WRITTEN EXERCISE -> Collect from the data below each line with "title".

[Records from a data collection]
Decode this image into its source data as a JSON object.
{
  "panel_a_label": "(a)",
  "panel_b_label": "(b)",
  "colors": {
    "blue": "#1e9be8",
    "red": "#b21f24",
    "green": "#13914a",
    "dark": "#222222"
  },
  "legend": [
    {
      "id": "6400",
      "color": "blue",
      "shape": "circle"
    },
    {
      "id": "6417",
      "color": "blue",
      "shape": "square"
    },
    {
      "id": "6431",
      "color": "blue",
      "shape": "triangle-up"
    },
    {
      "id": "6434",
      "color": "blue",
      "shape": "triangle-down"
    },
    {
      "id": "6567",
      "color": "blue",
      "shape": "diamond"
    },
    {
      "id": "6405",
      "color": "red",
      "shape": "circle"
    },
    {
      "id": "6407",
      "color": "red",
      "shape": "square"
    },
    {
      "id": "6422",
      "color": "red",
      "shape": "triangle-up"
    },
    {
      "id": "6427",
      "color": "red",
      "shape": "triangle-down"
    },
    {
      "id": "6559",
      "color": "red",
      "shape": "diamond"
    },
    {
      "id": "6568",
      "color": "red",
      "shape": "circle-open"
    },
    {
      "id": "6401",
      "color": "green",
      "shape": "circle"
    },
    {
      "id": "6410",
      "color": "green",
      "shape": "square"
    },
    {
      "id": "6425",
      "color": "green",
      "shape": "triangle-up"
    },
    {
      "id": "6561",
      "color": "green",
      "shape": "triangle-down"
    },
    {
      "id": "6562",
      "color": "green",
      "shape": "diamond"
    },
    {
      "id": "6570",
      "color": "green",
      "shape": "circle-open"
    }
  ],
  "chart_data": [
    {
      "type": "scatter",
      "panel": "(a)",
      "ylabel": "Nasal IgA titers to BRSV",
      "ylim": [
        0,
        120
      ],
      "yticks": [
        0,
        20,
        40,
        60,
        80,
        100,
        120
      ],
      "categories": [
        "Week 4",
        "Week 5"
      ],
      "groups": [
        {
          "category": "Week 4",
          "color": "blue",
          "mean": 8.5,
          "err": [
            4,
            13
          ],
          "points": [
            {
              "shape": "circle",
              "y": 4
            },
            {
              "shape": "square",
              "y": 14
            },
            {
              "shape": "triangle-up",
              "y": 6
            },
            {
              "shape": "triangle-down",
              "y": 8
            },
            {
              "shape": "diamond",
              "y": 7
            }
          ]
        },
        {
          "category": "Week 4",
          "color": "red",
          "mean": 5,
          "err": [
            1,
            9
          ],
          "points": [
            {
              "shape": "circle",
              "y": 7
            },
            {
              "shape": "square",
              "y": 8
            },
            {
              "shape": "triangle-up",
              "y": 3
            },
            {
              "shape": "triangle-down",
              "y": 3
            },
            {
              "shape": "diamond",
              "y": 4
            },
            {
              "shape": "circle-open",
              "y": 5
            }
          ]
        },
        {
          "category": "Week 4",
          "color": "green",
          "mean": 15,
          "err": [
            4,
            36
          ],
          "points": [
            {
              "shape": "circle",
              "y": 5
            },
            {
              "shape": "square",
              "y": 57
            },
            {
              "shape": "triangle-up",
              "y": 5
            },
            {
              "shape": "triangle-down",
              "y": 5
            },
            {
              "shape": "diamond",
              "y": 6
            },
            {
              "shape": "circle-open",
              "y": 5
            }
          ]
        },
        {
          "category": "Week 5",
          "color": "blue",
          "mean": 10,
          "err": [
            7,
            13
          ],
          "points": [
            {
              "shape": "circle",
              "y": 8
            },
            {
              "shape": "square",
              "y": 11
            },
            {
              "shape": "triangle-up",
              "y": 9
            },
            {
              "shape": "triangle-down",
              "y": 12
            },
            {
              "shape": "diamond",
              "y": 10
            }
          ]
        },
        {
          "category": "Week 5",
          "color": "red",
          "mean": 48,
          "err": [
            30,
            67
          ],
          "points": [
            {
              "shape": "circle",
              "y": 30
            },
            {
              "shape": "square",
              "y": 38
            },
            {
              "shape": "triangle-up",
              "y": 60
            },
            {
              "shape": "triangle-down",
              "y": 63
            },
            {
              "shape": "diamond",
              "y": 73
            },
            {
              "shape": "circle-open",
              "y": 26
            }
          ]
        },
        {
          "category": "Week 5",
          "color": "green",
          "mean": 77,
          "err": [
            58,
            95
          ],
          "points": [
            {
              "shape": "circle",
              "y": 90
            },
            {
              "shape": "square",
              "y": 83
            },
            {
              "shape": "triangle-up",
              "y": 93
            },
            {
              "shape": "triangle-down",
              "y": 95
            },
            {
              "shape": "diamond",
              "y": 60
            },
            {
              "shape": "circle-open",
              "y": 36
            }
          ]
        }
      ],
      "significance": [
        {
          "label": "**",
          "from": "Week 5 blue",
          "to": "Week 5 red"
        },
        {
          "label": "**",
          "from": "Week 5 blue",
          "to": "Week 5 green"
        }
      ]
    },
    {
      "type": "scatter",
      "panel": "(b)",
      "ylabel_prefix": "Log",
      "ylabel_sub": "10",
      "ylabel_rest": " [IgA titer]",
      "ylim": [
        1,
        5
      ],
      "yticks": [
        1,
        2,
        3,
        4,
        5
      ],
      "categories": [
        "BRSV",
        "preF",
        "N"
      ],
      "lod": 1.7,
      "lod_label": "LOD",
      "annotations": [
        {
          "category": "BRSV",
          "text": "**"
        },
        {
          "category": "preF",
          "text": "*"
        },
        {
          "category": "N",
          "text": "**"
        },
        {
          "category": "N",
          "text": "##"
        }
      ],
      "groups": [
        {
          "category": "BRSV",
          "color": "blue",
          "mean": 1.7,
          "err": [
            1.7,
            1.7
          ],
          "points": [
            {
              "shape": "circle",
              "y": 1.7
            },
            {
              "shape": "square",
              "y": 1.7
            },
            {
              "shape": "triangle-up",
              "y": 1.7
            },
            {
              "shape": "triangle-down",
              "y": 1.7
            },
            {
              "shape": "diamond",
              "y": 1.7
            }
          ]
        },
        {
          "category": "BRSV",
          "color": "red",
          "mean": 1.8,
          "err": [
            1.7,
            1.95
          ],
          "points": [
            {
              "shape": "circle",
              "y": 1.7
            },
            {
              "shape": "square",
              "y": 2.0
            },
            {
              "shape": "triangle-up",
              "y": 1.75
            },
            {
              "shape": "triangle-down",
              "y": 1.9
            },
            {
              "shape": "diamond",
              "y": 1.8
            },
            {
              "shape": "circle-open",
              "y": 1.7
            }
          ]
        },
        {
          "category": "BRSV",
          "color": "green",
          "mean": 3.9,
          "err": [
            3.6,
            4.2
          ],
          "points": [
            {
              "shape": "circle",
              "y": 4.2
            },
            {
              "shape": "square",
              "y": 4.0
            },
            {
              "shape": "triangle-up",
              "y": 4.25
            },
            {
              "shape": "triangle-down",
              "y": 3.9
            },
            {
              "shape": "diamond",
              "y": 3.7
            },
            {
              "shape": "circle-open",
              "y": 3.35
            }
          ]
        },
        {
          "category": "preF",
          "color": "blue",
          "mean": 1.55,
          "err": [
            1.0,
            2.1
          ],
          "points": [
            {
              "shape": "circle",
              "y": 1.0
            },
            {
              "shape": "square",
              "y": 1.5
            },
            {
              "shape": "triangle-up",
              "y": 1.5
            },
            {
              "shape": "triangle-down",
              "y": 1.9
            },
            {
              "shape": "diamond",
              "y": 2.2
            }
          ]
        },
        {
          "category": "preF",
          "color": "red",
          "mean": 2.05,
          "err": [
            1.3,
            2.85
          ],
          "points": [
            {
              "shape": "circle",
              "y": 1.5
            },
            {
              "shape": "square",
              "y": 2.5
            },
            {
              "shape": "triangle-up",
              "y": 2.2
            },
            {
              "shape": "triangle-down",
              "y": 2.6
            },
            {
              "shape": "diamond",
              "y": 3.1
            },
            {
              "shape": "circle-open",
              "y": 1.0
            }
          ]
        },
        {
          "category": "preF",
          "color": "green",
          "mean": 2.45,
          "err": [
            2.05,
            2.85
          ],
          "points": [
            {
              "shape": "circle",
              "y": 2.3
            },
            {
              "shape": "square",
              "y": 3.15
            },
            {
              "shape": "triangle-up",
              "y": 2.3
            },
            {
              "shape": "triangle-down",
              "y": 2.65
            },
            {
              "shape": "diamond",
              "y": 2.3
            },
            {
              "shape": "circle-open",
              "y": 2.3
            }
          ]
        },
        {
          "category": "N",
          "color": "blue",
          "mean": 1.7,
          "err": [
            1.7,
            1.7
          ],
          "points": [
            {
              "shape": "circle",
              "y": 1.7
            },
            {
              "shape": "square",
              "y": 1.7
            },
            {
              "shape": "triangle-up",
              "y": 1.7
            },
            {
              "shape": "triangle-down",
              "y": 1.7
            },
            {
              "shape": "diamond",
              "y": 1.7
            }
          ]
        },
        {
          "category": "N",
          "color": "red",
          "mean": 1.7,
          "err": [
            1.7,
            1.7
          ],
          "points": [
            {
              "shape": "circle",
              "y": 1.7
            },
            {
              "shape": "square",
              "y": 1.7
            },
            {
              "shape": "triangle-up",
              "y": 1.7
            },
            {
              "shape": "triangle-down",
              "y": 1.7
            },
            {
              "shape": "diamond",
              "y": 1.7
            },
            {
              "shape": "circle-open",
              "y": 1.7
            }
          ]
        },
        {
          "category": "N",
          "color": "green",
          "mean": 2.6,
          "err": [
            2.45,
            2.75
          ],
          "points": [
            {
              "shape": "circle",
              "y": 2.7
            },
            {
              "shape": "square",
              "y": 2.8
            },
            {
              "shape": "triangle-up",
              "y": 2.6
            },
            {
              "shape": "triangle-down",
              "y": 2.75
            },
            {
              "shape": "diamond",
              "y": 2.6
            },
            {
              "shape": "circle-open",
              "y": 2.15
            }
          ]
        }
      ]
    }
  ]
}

...

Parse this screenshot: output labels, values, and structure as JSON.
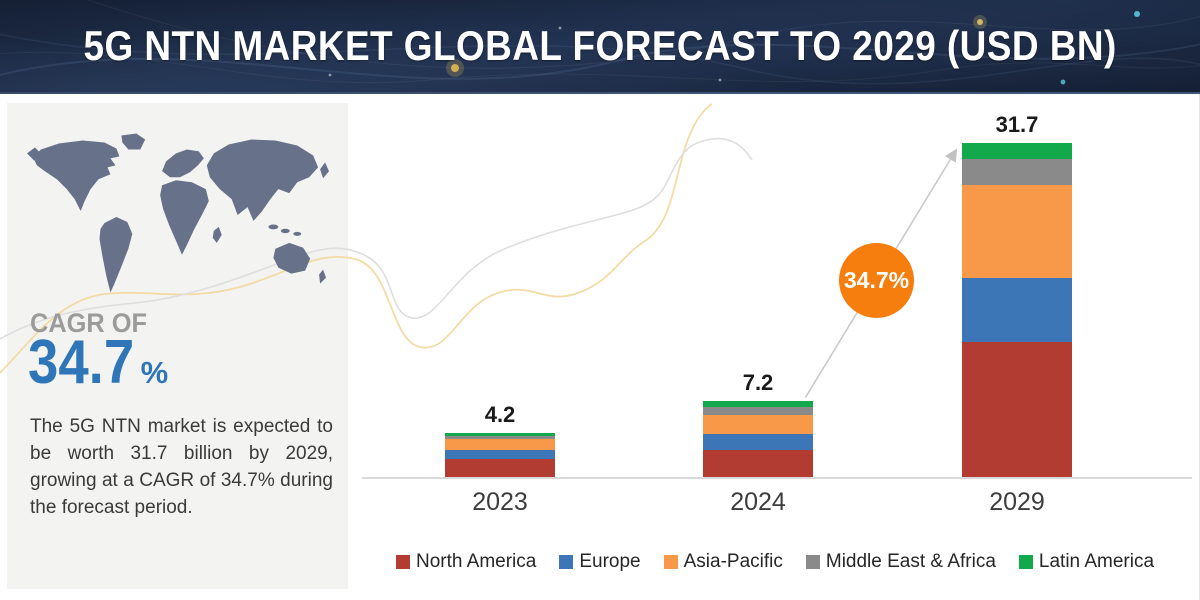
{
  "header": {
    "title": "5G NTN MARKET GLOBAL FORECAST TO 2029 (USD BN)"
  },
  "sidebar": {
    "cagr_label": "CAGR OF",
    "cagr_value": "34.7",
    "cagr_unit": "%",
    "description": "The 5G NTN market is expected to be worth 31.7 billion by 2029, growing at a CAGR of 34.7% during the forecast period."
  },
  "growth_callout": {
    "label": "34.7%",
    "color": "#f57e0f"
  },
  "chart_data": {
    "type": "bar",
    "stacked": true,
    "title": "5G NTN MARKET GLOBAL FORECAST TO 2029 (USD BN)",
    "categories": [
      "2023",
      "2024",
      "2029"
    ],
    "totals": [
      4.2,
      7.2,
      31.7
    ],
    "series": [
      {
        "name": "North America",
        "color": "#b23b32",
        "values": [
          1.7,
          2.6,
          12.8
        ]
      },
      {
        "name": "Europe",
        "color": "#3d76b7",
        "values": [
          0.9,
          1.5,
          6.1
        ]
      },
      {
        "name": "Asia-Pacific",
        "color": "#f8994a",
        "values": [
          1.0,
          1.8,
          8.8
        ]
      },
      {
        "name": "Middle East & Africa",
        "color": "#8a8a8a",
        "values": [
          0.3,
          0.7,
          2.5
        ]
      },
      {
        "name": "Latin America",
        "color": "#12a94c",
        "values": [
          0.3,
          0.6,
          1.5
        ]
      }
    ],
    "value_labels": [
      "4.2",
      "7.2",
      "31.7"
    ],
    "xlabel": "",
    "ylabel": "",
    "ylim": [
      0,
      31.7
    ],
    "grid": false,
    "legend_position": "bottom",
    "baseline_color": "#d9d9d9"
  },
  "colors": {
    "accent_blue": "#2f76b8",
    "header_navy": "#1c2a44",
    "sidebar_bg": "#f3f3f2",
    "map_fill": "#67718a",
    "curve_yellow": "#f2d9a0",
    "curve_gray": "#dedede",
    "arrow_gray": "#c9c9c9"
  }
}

TASK RESPONSE ->
    "title": "5G NTN MARKET GLOBAL FORECAST TO 2029 (USD BN)"
    "title": "5G NTN MARKET GLOBAL FORECAST TO 2029 (USD BN)",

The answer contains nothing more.